• [Given task]
Reproduce the following material exactly, including every line.

• [Provided records]
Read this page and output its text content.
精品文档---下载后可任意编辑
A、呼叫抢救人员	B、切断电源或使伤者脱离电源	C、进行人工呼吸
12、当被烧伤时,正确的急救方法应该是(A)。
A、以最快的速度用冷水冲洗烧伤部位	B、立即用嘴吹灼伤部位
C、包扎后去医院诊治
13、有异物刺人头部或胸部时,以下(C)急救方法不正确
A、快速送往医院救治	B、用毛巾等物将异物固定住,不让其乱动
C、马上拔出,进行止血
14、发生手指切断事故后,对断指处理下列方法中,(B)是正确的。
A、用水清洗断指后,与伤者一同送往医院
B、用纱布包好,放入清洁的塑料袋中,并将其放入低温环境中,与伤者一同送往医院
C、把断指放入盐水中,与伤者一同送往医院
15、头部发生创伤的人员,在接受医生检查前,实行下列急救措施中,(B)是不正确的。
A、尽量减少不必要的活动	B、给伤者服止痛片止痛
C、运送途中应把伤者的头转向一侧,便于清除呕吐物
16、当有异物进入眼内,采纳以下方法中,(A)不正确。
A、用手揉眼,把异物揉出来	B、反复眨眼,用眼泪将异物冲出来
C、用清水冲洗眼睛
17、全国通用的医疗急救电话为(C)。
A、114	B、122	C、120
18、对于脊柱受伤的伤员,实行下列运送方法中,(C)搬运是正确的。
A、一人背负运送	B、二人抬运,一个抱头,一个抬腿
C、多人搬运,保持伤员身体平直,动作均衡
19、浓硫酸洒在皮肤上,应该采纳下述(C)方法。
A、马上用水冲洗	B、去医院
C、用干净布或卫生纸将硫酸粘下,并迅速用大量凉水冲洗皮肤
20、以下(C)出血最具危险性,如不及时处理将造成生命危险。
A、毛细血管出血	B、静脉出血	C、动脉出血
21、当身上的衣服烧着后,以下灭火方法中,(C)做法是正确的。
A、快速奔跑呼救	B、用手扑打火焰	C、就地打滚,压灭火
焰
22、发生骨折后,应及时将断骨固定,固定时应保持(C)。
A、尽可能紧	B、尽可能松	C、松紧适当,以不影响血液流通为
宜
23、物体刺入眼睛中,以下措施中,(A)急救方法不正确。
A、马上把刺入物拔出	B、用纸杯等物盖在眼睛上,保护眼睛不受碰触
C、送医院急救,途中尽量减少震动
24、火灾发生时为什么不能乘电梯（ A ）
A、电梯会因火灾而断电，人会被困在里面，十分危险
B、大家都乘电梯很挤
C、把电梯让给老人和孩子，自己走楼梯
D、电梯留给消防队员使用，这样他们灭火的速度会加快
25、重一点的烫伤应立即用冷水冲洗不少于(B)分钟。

• [Finished task]
Read this page and output its text content.
精品文档---下载后可任意编辑
A、呼叫抢救人员	B、切断电源或使伤者脱离电源	C、进行人工呼吸
12、当被烧伤时,正确的急救方法应该是(A)。
A、以最快的速度用冷水冲洗烧伤部位	B、立即用嘴吹灼伤部位
C、包扎后去医院诊治
13、有异物刺人头部或胸部时,以下(C)急救方法不正确
A、快速送往医院救治	B、用毛巾等物将异物固定住,不让其乱动
C、马上拔出,进行止血
14、发生手指切断事故后,对断指处理下列方法中,(B)是正确的。
A、用水清洗断指后,与伤者一同送往医院
B、用纱布包好,放入清洁的塑料袋中,并将其放入低温环境中,与伤者一同送往医院
C、把断指放入盐水中,与伤者一同送往医院
15、头部发生创伤的人员,在接受医生检查前,实行下列急救措施中,(B)是不正确的。
A、尽量减少不必要的活动	B、给伤者服止痛片止痛
C、运送途中应把伤者的头转向一侧,便于清除呕吐物
16、当有异物进入眼内,采纳以下方法中,(A)不正确。
A、用手揉眼,把异物揉出来	B、反复眨眼,用眼泪将异物冲出来
C、用清水冲洗眼睛
17、全国通用的医疗急救电话为(C)。
A、114	B、122	C、120
18、对于脊柱受伤的伤员,实行下列运送方法中,(C)搬运是正确的。
A、一人背负运送	B、二人抬运,一个抱头,一个抬腿
C、多人搬运,保持伤员身体平直,动作均衡
19、浓硫酸洒在皮肤上,应该采纳下述(C)方法。
A、马上用水冲洗	B、去医院
C、用干净布或卫生纸将硫酸粘下,并迅速用大量凉水冲洗皮肤
20、以下(C)出血最具危险性,如不及时处理将造成生命危险。
A、毛细血管出血	B、静脉出血	C、动脉出血
21、当身上的衣服烧着后,以下灭火方法中,(C)做法是正确的。
A、快速奔跑呼救	B、用手扑打火焰	C、就地打滚,压灭火
焰
22、发生骨折后,应及时将断骨固定,固定时应保持(C)。
A、尽可能紧	B、尽可能松	C、松紧适当,以不影响血液流通为
宜
23、物体刺入眼睛中,以下措施中,(A)急救方法不正确。
A、马上把刺入物拔出	B、用纸杯等物盖在眼睛上,保护眼睛不受碰触
C、送医院急救,途中尽量减少震动
24、火灾发生时为什么不能乘电梯（ A ）
A、电梯会因火灾而断电，人会被困在里面，十分危险
B、大家都乘电梯很挤
C、把电梯让给老人和孩子，自己走楼梯
D、电梯留给消防队员使用，这样他们灭火的速度会加快
25、重一点的烫伤应立即用冷水冲洗不少于(B)分钟。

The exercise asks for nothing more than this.